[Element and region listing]
## START

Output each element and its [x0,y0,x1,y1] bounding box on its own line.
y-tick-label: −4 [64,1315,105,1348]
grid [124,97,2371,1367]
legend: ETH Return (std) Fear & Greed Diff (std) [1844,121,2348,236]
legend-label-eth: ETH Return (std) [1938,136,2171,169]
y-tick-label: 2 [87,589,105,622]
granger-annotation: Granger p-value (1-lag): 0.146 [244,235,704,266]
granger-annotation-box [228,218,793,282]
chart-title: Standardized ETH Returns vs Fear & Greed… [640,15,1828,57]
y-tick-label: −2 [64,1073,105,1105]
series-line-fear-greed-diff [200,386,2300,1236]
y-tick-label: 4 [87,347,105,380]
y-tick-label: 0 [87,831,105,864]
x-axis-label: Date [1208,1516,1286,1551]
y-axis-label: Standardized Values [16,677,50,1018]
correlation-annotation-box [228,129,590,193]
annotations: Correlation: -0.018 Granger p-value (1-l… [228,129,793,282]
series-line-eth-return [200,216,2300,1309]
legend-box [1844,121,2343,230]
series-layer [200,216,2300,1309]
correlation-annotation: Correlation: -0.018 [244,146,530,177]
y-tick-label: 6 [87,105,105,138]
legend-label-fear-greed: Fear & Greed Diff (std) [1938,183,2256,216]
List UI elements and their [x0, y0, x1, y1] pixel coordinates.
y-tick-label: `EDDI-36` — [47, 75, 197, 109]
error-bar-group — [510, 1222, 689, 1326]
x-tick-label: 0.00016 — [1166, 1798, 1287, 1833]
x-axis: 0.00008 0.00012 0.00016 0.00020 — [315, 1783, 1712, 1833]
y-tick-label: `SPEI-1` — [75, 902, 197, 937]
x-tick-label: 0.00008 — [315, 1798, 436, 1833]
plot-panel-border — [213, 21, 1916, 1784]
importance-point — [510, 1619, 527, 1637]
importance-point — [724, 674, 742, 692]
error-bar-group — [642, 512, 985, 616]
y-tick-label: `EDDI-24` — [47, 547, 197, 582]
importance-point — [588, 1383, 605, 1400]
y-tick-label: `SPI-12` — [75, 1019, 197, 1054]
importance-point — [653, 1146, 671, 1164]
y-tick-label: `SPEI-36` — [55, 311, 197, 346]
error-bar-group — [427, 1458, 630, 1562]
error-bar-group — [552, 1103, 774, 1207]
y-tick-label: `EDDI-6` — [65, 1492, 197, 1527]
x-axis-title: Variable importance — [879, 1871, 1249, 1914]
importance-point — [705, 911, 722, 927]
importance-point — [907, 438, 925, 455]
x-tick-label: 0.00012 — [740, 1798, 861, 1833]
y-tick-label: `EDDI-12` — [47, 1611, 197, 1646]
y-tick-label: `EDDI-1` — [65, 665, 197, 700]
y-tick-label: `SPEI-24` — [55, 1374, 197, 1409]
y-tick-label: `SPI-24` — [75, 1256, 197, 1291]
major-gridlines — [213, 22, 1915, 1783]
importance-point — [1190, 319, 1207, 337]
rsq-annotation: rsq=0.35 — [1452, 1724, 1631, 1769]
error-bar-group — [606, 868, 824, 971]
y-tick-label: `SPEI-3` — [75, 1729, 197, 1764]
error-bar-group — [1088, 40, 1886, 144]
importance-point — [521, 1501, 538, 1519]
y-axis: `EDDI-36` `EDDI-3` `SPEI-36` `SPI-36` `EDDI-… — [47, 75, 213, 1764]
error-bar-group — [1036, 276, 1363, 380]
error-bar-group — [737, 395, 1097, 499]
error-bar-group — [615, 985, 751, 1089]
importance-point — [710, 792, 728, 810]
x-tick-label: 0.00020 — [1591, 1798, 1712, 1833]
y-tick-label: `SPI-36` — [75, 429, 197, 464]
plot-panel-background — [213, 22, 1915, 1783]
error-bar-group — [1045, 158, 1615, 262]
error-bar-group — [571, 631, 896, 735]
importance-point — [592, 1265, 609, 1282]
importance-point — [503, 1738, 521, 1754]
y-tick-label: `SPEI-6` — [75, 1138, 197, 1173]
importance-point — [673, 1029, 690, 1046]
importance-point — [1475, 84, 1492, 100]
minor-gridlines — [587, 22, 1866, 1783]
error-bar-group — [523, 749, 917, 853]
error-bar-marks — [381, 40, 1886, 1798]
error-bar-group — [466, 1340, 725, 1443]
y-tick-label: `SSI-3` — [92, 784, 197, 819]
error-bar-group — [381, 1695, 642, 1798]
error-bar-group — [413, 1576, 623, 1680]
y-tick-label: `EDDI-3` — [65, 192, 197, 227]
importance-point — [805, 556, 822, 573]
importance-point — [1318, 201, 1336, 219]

## END

**AIM**
Copy the lines of the listing above from its start through the line containing "legend-label-eth: ETH Return", inclusive.

**TASK ANSWER**
Output each element and its [x0,y0,x1,y1] bounding box on its own line.
y-tick-label: −4 [64,1315,105,1348]
grid [124,97,2371,1367]
legend: ETH Return (std) Fear & Greed Diff (std) [1844,121,2348,236]
legend-label-eth: ETH Return (std) [1938,136,2171,169]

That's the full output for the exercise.